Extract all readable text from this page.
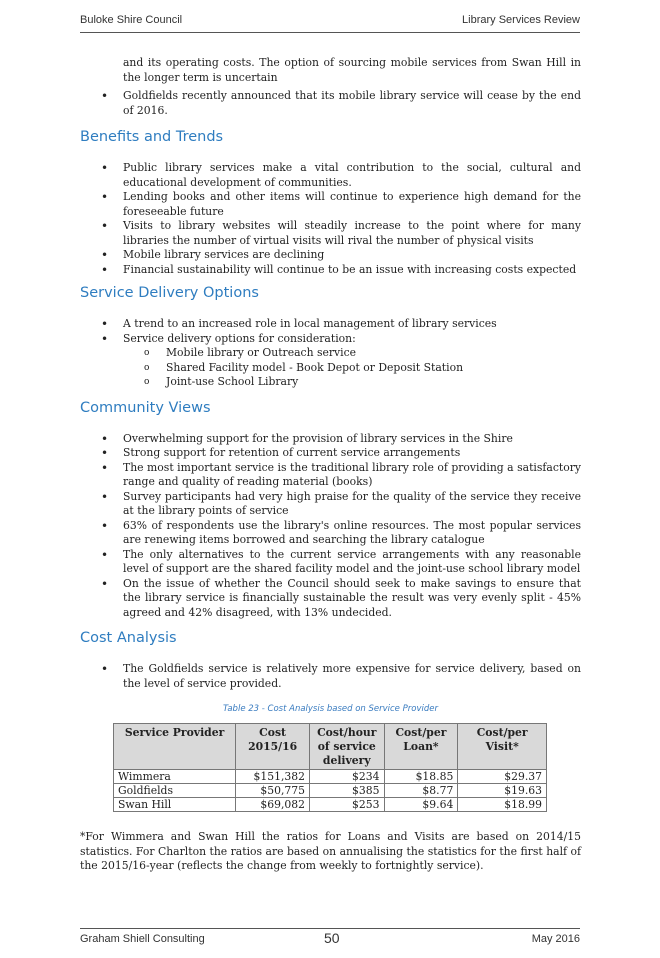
Buloke Shire Council	Library Services Review

and its operating costs. The option of sourcing mobile services from Swan Hill in the longer term is uncertain

• Goldfields recently announced that its mobile library service will cease by the end of 2016.
Benefits and Trends
• Public library services make a vital contribution to the social, cultural and educational development of communities.
• Lending books and other items will continue to experience high demand for the foreseeable future
• Visits to library websites will steadily increase to the point where for many libraries the number of virtual visits will rival the number of physical visits
• Mobile library services are declining
• Financial sustainability will continue to be an issue with increasing costs expected
Service Delivery Options
• A trend to an increased role in local management of library services
• Service delivery options for consideration:
o Mobile library or Outreach service
o Shared Facility model - Book Depot or Deposit Station
o Joint-use School Library
Community Views
• Overwhelming support for the provision of library services in the Shire
• Strong support for retention of current service arrangements
• The most important service is the traditional library role of providing a satisfactory range and quality of reading material (books)
• Survey participants had very high praise for the quality of the service they receive at the library points of service
• 63% of respondents use the library's online resources. The most popular services are renewing items borrowed and searching the library catalogue
• The only alternatives to the current service arrangements with any reasonable level of support are the shared facility model and the joint-use school library model
• On the issue of whether the Council should seek to make savings to ensure that the library service is financially sustainable the result was very evenly split - 45% agreed and 42% disagreed, with 13% undecided.
Cost Analysis
• The Goldfields service is relatively more expensive for service delivery, based on the level of service provided.
Table 23 - Cost Analysis based on Service Provider
Service Provider	Cost 2015/16	Cost/hour of service delivery	Cost/per Loan*	Cost/per Visit*
Wimmera	$151,382	$234	$18.85	$29.37
Goldfields	$50,775	$385	$8.77	$19.63
Swan Hill	$69,082	$253	$9.64	$18.99

*For Wimmera and Swan Hill the ratios for Loans and Visits are based on 2014/15 statistics. For Charlton the ratios are based on annualising the statistics for the first half of the 2015/16-year (reflects the change from weekly to fortnightly service).

Graham Shiell Consulting	50	May 2016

■ **TASK DETAILS**:
From the entries above, output every line exactly and omit any image.

■ **ANSWER TO THIS TASK**:
Extract all readable text from this page.
Buloke Shire Council	Library Services Review

and its operating costs. The option of sourcing mobile services from Swan Hill in the longer term is uncertain

• Goldfields recently announced that its mobile library service will cease by the end of 2016.
Benefits and Trends
• Public library services make a vital contribution to the social, cultural and educational development of communities.
• Lending books and other items will continue to experience high demand for the foreseeable future
• Visits to library websites will steadily increase to the point where for many libraries the number of virtual visits will rival the number of physical visits
• Mobile library services are declining
• Financial sustainability will continue to be an issue with increasing costs expected
Service Delivery Options
• A trend to an increased role in local management of library services
• Service delivery options for consideration:
o Mobile library or Outreach service
o Shared Facility model - Book Depot or Deposit Station
o Joint-use School Library
Community Views
• Overwhelming support for the provision of library services in the Shire
• Strong support for retention of current service arrangements
• The most important service is the traditional library role of providing a satisfactory range and quality of reading material (books)
• Survey participants had very high praise for the quality of the service they receive at the library points of service
• 63% of respondents use the library's online resources. The most popular services are renewing items borrowed and searching the library catalogue
• The only alternatives to the current service arrangements with any reasonable level of support are the shared facility model and the joint-use school library model
• On the issue of whether the Council should seek to make savings to ensure that the library service is financially sustainable the result was very evenly split - 45% agreed and 42% disagreed, with 13% undecided.
Cost Analysis
• The Goldfields service is relatively more expensive for service delivery, based on the level of service provided.
Table 23 - Cost Analysis based on Service Provider
Service Provider	Cost 2015/16	Cost/hour of service delivery	Cost/per Loan*	Cost/per Visit*
Wimmera	$151,382	$234	$18.85	$29.37
Goldfields	$50,775	$385	$8.77	$19.63
Swan Hill	$69,082	$253	$9.64	$18.99

*For Wimmera and Swan Hill the ratios for Loans and Visits are based on 2014/15 statistics. For Charlton the ratios are based on annualising the statistics for the first half of the 2015/16-year (reflects the change from weekly to fortnightly service).

Graham Shiell Consulting	50	May 2016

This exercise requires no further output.